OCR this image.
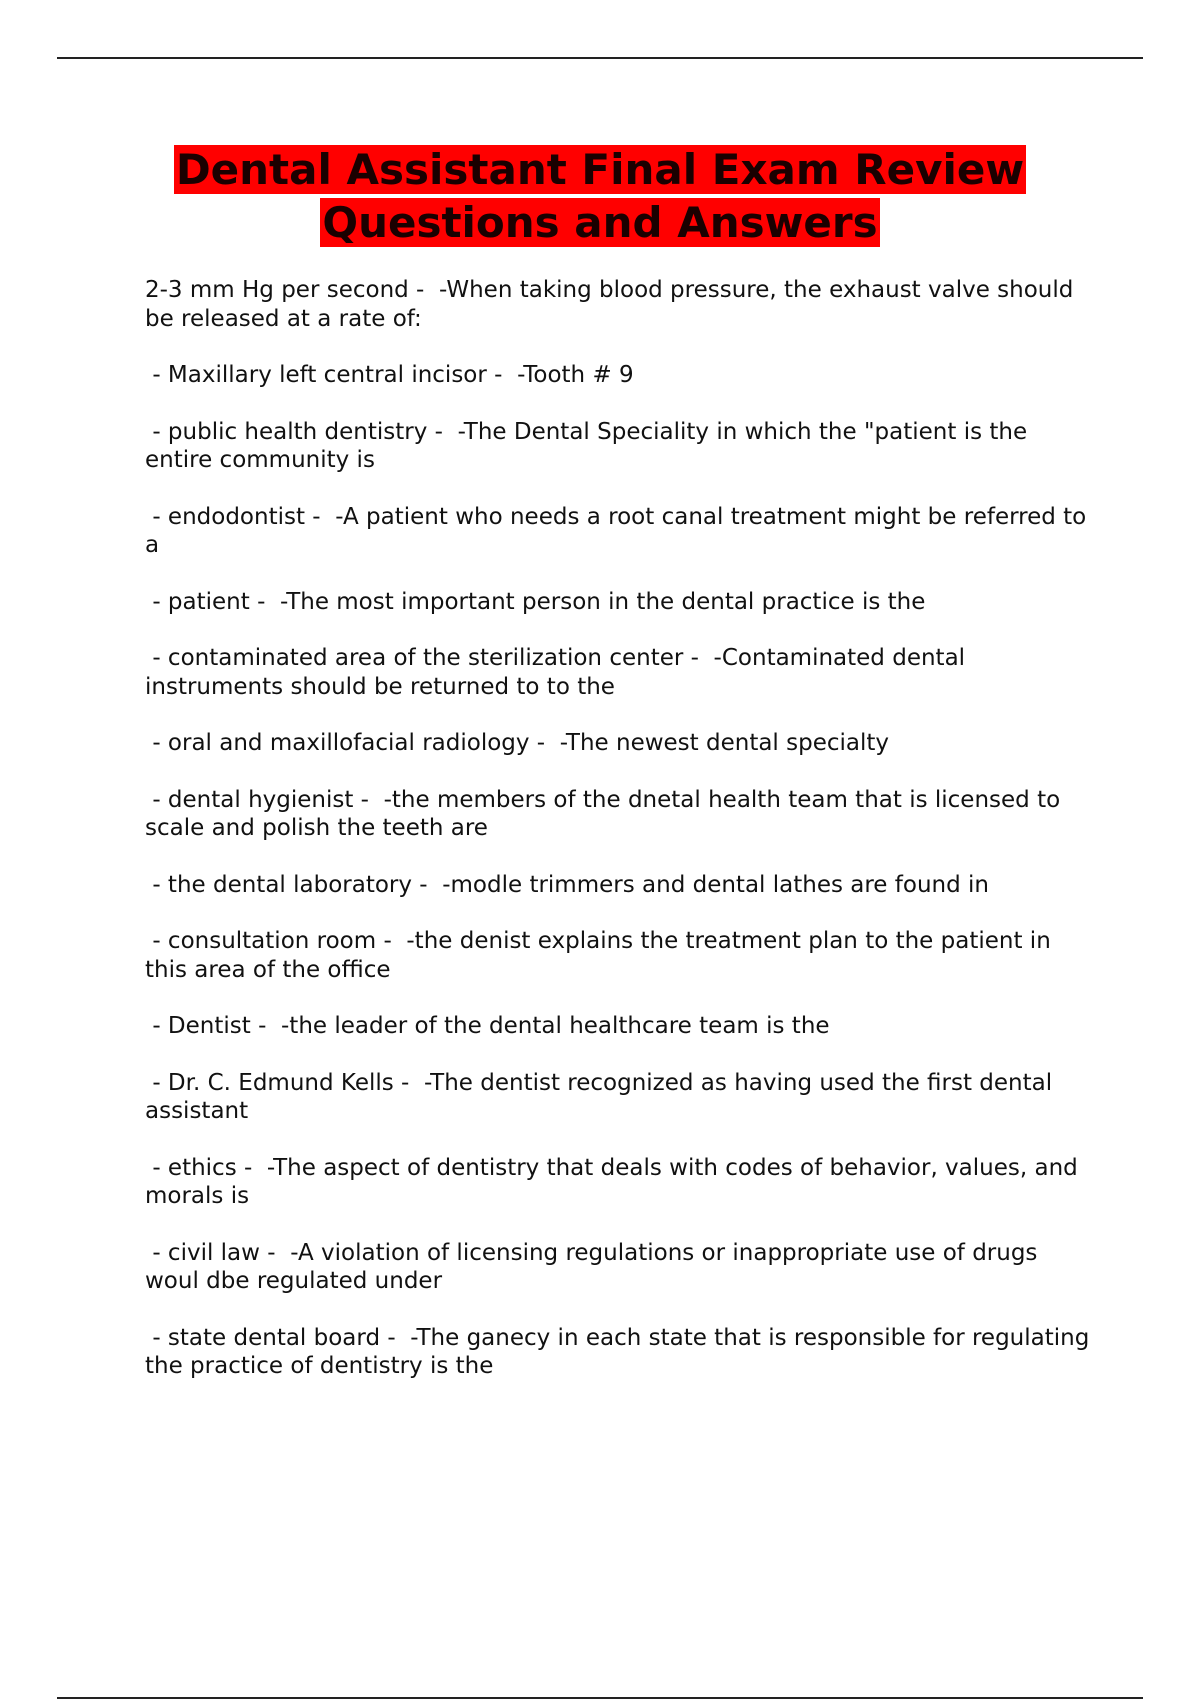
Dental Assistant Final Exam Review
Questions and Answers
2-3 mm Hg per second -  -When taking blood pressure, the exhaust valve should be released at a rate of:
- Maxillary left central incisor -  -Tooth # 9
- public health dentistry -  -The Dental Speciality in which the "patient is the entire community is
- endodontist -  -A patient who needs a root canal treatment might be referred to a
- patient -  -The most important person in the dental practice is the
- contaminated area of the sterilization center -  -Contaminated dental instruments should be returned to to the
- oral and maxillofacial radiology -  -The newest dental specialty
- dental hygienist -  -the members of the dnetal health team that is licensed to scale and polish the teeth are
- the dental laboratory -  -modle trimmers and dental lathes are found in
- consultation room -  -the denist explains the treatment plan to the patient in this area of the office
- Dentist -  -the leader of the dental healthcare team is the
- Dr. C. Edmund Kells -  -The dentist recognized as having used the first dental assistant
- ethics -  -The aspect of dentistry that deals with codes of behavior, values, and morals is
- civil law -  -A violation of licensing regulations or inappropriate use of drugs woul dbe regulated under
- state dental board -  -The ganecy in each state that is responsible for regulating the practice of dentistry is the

• Set task: Track down every line of the material containing the string "that", and copy it.

• Solution to the problem:
- dental hygienist -  -the members of the dnetal health team that is licensed to scale and polish the teeth are
- ethics -  -The aspect of dentistry that deals with codes of behavior, values, and morals is
- state dental board -  -The ganecy in each state that is responsible for regulating the practice of dentistry is the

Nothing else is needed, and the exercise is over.